Exercise requirements. Reproduce the whole listing, character for character.

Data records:

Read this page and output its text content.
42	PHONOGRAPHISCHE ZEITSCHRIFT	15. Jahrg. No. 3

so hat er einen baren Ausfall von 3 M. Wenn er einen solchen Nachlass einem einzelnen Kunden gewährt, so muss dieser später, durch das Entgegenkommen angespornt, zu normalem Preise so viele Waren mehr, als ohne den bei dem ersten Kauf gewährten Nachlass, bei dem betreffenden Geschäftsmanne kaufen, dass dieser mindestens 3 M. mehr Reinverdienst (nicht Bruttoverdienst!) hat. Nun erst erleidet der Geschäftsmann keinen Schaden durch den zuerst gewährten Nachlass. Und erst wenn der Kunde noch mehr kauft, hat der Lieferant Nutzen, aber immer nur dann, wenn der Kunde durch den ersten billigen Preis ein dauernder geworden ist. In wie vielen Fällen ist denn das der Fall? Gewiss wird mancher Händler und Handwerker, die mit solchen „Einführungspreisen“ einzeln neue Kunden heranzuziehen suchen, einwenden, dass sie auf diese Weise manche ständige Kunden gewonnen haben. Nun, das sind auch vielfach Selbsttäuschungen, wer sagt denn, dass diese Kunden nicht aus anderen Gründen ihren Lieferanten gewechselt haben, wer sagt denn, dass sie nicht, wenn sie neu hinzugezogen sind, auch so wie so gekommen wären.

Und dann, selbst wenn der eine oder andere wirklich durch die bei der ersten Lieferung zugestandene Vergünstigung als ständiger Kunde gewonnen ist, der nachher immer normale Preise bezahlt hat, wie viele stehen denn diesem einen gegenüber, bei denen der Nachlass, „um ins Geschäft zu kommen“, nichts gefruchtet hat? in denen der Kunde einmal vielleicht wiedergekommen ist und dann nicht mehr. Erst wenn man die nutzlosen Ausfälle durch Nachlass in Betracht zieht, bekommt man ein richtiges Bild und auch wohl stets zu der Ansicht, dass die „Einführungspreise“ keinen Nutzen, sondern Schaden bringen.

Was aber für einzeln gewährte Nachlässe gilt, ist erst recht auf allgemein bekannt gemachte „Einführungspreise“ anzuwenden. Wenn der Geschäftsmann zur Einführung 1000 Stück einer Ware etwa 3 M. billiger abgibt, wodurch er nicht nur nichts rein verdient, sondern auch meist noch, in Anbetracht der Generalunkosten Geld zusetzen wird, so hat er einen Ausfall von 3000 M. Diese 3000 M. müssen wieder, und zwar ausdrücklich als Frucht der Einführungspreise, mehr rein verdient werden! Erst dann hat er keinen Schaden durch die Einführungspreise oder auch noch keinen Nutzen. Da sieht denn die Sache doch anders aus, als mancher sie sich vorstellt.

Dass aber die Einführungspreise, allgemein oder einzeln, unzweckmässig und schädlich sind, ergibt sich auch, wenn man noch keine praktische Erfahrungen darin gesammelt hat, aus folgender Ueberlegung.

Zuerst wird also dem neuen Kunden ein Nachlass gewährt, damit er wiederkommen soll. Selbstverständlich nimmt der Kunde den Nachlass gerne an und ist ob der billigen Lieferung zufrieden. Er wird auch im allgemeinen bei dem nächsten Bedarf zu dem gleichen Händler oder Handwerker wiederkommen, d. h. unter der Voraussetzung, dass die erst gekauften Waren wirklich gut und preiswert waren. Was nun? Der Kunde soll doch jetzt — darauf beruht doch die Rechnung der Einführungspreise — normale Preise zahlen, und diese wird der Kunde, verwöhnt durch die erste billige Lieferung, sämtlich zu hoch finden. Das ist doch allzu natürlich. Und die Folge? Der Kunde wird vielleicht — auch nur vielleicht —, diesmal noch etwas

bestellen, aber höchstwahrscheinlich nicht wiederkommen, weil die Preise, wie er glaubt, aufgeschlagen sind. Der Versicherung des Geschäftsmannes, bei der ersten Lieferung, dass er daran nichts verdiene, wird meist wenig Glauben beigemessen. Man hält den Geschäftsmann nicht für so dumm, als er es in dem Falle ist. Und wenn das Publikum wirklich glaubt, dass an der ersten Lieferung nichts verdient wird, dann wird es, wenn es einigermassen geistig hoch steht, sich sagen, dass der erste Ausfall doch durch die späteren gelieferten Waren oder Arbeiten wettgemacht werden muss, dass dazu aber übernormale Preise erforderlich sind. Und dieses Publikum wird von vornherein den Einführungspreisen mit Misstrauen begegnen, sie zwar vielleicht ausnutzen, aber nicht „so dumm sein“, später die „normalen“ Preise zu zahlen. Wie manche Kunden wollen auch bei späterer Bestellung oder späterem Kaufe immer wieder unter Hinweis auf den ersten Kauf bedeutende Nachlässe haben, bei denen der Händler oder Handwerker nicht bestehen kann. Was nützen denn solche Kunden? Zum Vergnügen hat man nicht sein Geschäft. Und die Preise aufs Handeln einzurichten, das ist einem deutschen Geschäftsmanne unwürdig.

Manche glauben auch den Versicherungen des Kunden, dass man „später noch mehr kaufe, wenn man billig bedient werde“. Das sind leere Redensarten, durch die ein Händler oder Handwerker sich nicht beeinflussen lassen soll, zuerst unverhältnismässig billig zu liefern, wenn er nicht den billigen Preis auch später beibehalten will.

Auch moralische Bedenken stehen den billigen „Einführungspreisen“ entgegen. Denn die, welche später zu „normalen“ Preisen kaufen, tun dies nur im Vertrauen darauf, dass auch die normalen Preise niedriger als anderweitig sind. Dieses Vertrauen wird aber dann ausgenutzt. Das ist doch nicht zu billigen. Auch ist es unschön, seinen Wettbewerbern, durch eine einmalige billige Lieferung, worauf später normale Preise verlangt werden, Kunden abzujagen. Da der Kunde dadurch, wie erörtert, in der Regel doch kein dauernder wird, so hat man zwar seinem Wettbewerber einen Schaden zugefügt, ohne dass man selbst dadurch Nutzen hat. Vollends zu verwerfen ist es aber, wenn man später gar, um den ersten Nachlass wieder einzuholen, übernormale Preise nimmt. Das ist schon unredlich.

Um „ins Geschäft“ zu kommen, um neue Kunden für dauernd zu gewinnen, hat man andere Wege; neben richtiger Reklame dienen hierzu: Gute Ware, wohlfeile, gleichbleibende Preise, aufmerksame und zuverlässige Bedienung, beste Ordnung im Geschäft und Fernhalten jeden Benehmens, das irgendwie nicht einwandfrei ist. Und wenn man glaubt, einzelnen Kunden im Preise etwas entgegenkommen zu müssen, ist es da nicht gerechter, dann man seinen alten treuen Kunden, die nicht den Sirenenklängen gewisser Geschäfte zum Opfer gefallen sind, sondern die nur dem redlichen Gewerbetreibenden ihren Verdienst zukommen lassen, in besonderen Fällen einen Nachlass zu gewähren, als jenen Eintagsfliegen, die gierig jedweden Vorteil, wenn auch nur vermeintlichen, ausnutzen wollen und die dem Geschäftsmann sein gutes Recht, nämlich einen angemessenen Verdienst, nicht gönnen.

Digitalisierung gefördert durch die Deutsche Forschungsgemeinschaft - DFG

Exercise solution.
Read this page and output its text content.
42	PHONOGRAPHISCHE ZEITSCHRIFT	15. Jahrg. No. 3

so hat er einen baren Ausfall von 3 M. Wenn er einen solchen Nachlass einem einzelnen Kunden gewährt, so muss dieser später, durch das Entgegenkommen angespornt, zu normalem Preise so viele Waren mehr, als ohne den bei dem ersten Kauf gewährten Nachlass, bei dem betreffenden Geschäftsmanne kaufen, dass dieser mindestens 3 M. mehr Reinverdienst (nicht Bruttoverdienst!) hat. Nun erst erleidet der Geschäftsmann keinen Schaden durch den zuerst gewährten Nachlass. Und erst wenn der Kunde noch mehr kauft, hat der Lieferant Nutzen, aber immer nur dann, wenn der Kunde durch den ersten billigen Preis ein dauernder geworden ist. In wie vielen Fällen ist denn das der Fall? Gewiss wird mancher Händler und Handwerker, die mit solchen „Einführungspreisen“ einzeln neue Kunden heranzuziehen suchen, einwenden, dass sie auf diese Weise manche ständige Kunden gewonnen haben. Nun, das sind auch vielfach Selbsttäuschungen, wer sagt denn, dass diese Kunden nicht aus anderen Gründen ihren Lieferanten gewechselt haben, wer sagt denn, dass sie nicht, wenn sie neu hinzugezogen sind, auch so wie so gekommen wären.

Und dann, selbst wenn der eine oder andere wirklich durch die bei der ersten Lieferung zugestandene Vergünstigung als ständiger Kunde gewonnen ist, der nachher immer normale Preise bezahlt hat, wie viele stehen denn diesem einen gegenüber, bei denen der Nachlass, „um ins Geschäft zu kommen“, nichts gefruchtet hat? in denen der Kunde einmal vielleicht wiedergekommen ist und dann nicht mehr. Erst wenn man die nutzlosen Ausfälle durch Nachlass in Betracht zieht, bekommt man ein richtiges Bild und auch wohl stets zu der Ansicht, dass die „Einführungspreise“ keinen Nutzen, sondern Schaden bringen.

Was aber für einzeln gewährte Nachlässe gilt, ist erst recht auf allgemein bekannt gemachte „Einführungspreise“ anzuwenden. Wenn der Geschäftsmann zur Einführung 1000 Stück einer Ware etwa 3 M. billiger abgibt, wodurch er nicht nur nichts rein verdient, sondern auch meist noch, in Anbetracht der Generalunkosten Geld zusetzen wird, so hat er einen Ausfall von 3000 M. Diese 3000 M. müssen wieder, und zwar ausdrücklich als Frucht der Einführungspreise, mehr rein verdient werden! Erst dann hat er keinen Schaden durch die Einführungspreise oder auch noch keinen Nutzen. Da sieht denn die Sache doch anders aus, als mancher sie sich vorstellt.

Dass aber die Einführungspreise, allgemein oder einzeln, unzweckmässig und schädlich sind, ergibt sich auch, wenn man noch keine praktische Erfahrungen darin gesammelt hat, aus folgender Ueberlegung.

Zuerst wird also dem neuen Kunden ein Nachlass gewährt, damit er wiederkommen soll. Selbstverständlich nimmt der Kunde den Nachlass gerne an und ist ob der billigen Lieferung zufrieden. Er wird auch im allgemeinen bei dem nächsten Bedarf zu dem gleichen Händler oder Handwerker wiederkommen, d. h. unter der Voraussetzung, dass die erst gekauften Waren wirklich gut und preiswert waren. Was nun? Der Kunde soll doch jetzt — darauf beruht doch die Rechnung der Einführungspreise — normale Preise zahlen, und diese wird der Kunde, verwöhnt durch die erste billige Lieferung, sämtlich zu hoch finden. Das ist doch allzu natürlich. Und die Folge? Der Kunde wird vielleicht — auch nur vielleicht —, diesmal noch etwas

bestellen, aber höchstwahrscheinlich nicht wiederkommen, weil die Preise, wie er glaubt, aufgeschlagen sind. Der Versicherung des Geschäftsmannes, bei der ersten Lieferung, dass er daran nichts verdiene, wird meist wenig Glauben beigemessen. Man hält den Geschäftsmann nicht für so dumm, als er es in dem Falle ist. Und wenn das Publikum wirklich glaubt, dass an der ersten Lieferung nichts verdient wird, dann wird es, wenn es einigermassen geistig hoch steht, sich sagen, dass der erste Ausfall doch durch die späteren gelieferten Waren oder Arbeiten wettgemacht werden muss, dass dazu aber übernormale Preise erforderlich sind. Und dieses Publikum wird von vornherein den Einführungspreisen mit Misstrauen begegnen, sie zwar vielleicht ausnutzen, aber nicht „so dumm sein“, später die „normalen“ Preise zu zahlen. Wie manche Kunden wollen auch bei späterer Bestellung oder späterem Kaufe immer wieder unter Hinweis auf den ersten Kauf bedeutende Nachlässe haben, bei denen der Händler oder Handwerker nicht bestehen kann. Was nützen denn solche Kunden? Zum Vergnügen hat man nicht sein Geschäft. Und die Preise aufs Handeln einzurichten, das ist einem deutschen Geschäftsmanne unwürdig.

Manche glauben auch den Versicherungen des Kunden, dass man „später noch mehr kaufe, wenn man billig bedient werde“. Das sind leere Redensarten, durch die ein Händler oder Handwerker sich nicht beeinflussen lassen soll, zuerst unverhältnismässig billig zu liefern, wenn er nicht den billigen Preis auch später beibehalten will.

Auch moralische Bedenken stehen den billigen „Einführungspreisen“ entgegen. Denn die, welche später zu „normalen“ Preisen kaufen, tun dies nur im Vertrauen darauf, dass auch die normalen Preise niedriger als anderweitig sind. Dieses Vertrauen wird aber dann ausgenutzt. Das ist doch nicht zu billigen. Auch ist es unschön, seinen Wettbewerbern, durch eine einmalige billige Lieferung, worauf später normale Preise verlangt werden, Kunden abzujagen. Da der Kunde dadurch, wie erörtert, in der Regel doch kein dauernder wird, so hat man zwar seinem Wettbewerber einen Schaden zugefügt, ohne dass man selbst dadurch Nutzen hat. Vollends zu verwerfen ist es aber, wenn man später gar, um den ersten Nachlass wieder einzuholen, übernormale Preise nimmt. Das ist schon unredlich.

Um „ins Geschäft“ zu kommen, um neue Kunden für dauernd zu gewinnen, hat man andere Wege; neben richtiger Reklame dienen hierzu: Gute Ware, wohlfeile, gleichbleibende Preise, aufmerksame und zuverlässige Bedienung, beste Ordnung im Geschäft und Fernhalten jeden Benehmens, das irgendwie nicht einwandfrei ist. Und wenn man glaubt, einzelnen Kunden im Preise etwas entgegenkommen zu müssen, ist es da nicht gerechter, dann man seinen alten treuen Kunden, die nicht den Sirenenklängen gewisser Geschäfte zum Opfer gefallen sind, sondern die nur dem redlichen Gewerbetreibenden ihren Verdienst zukommen lassen, in besonderen Fällen einen Nachlass zu gewähren, als jenen Eintagsfliegen, die gierig jedweden Vorteil, wenn auch nur vermeintlichen, ausnutzen wollen und die dem Geschäftsmann sein gutes Recht, nämlich einen angemessenen Verdienst, nicht gönnen.

Digitalisierung gefördert durch die Deutsche Forschungsgemeinschaft - DFG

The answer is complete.